Required task.
Output an exact reproduction of the data.

----- Material supplied

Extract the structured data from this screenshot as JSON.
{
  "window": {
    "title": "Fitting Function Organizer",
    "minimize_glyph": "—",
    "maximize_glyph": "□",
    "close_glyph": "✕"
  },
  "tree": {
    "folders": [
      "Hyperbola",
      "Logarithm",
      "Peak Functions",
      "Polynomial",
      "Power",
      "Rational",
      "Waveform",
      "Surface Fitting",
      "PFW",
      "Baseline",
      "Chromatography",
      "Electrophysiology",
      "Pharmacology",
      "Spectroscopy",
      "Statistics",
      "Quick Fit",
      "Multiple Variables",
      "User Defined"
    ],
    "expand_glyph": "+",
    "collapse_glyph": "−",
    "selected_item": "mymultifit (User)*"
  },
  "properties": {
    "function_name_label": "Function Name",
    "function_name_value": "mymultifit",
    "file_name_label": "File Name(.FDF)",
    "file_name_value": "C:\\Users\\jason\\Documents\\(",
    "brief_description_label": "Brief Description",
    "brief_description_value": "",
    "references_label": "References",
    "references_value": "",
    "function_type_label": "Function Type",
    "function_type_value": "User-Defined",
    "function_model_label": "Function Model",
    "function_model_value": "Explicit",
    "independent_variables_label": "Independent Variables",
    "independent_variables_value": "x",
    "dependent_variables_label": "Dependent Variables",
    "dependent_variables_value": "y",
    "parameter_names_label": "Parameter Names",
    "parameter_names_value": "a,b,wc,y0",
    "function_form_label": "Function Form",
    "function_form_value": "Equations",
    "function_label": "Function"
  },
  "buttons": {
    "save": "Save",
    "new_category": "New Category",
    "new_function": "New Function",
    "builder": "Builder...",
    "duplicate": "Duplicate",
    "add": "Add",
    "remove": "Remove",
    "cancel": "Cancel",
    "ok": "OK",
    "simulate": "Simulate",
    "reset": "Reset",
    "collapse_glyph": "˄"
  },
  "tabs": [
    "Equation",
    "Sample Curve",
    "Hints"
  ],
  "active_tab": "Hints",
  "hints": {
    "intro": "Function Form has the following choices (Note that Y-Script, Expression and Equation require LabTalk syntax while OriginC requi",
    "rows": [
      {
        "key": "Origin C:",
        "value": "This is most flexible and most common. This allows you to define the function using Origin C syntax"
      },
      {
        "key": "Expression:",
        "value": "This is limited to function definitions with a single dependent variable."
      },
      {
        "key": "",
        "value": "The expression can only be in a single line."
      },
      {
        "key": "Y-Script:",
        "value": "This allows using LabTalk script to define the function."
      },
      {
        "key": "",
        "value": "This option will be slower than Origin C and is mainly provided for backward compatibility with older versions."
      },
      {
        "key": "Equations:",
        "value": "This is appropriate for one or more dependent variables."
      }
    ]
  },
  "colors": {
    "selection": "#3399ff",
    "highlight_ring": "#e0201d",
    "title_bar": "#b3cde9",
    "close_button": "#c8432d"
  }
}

----------

Output for this task.
Extract the structured data from this screenshot as JSON.
{
  "window": {
    "title": "Fitting Function Organizer",
    "minimize_glyph": "—",
    "maximize_glyph": "□",
    "close_glyph": "✕"
  },
  "tree": {
    "folders": [
      "Hyperbola",
      "Logarithm",
      "Peak Functions",
      "Polynomial",
      "Power",
      "Rational",
      "Waveform",
      "Surface Fitting",
      "PFW",
      "Baseline",
      "Chromatography",
      "Electrophysiology",
      "Pharmacology",
      "Spectroscopy",
      "Statistics",
      "Quick Fit",
      "Multiple Variables",
      "User Defined"
    ],
    "expand_glyph": "+",
    "collapse_glyph": "−",
    "selected_item": "mymultifit (User)*"
  },
  "properties": {
    "function_name_label": "Function Name",
    "function_name_value": "mymultifit",
    "file_name_label": "File Name(.FDF)",
    "file_name_value": "C:\\Users\\jason\\Documents\\(",
    "brief_description_label": "Brief Description",
    "brief_description_value": "",
    "references_label": "References",
    "references_value": "",
    "function_type_label": "Function Type",
    "function_type_value": "User-Defined",
    "function_model_label": "Function Model",
    "function_model_value": "Explicit",
    "independent_variables_label": "Independent Variables",
    "independent_variables_value": "x",
    "dependent_variables_label": "Dependent Variables",
    "dependent_variables_value": "y",
    "parameter_names_label": "Parameter Names",
    "parameter_names_value": "a,b,wc,y0",
    "function_form_label": "Function Form",
    "function_form_value": "Equations",
    "function_label": "Function"
  },
  "buttons": {
    "save": "Save",
    "new_category": "New Category",
    "new_function": "New Function",
    "builder": "Builder...",
    "duplicate": "Duplicate",
    "add": "Add",
    "remove": "Remove",
    "cancel": "Cancel",
    "ok": "OK",
    "simulate": "Simulate",
    "reset": "Reset",
    "collapse_glyph": "˄"
  },
  "tabs": [
    "Equation",
    "Sample Curve",
    "Hints"
  ],
  "active_tab": "Hints",
  "hints": {
    "intro": "Function Form has the following choices (Note that Y-Script, Expression and Equation require LabTalk syntax while OriginC requi",
    "rows": [
      {
        "key": "Origin C:",
        "value": "This is most flexible and most common. This allows you to define the function using Origin C syntax"
      },
      {
        "key": "Expression:",
        "value": "This is limited to function definitions with a single dependent variable."
      },
      {
        "key": "",
        "value": "The expression can only be in a single line."
      },
      {
        "key": "Y-Script:",
        "value": "This allows using LabTalk script to define the function."
      },
      {
        "key": "",
        "value": "This option will be slower than Origin C and is mainly provided for backward compatibility with older versions."
      },
      {
        "key": "Equations:",
        "value": "This is appropriate for one or more dependent variables."
      }
    ]
  },
  "colors": {
    "selection": "#3399ff",
    "highlight_ring": "#e0201d",
    "title_bar": "#b3cde9",
    "close_button": "#c8432d"
  }
}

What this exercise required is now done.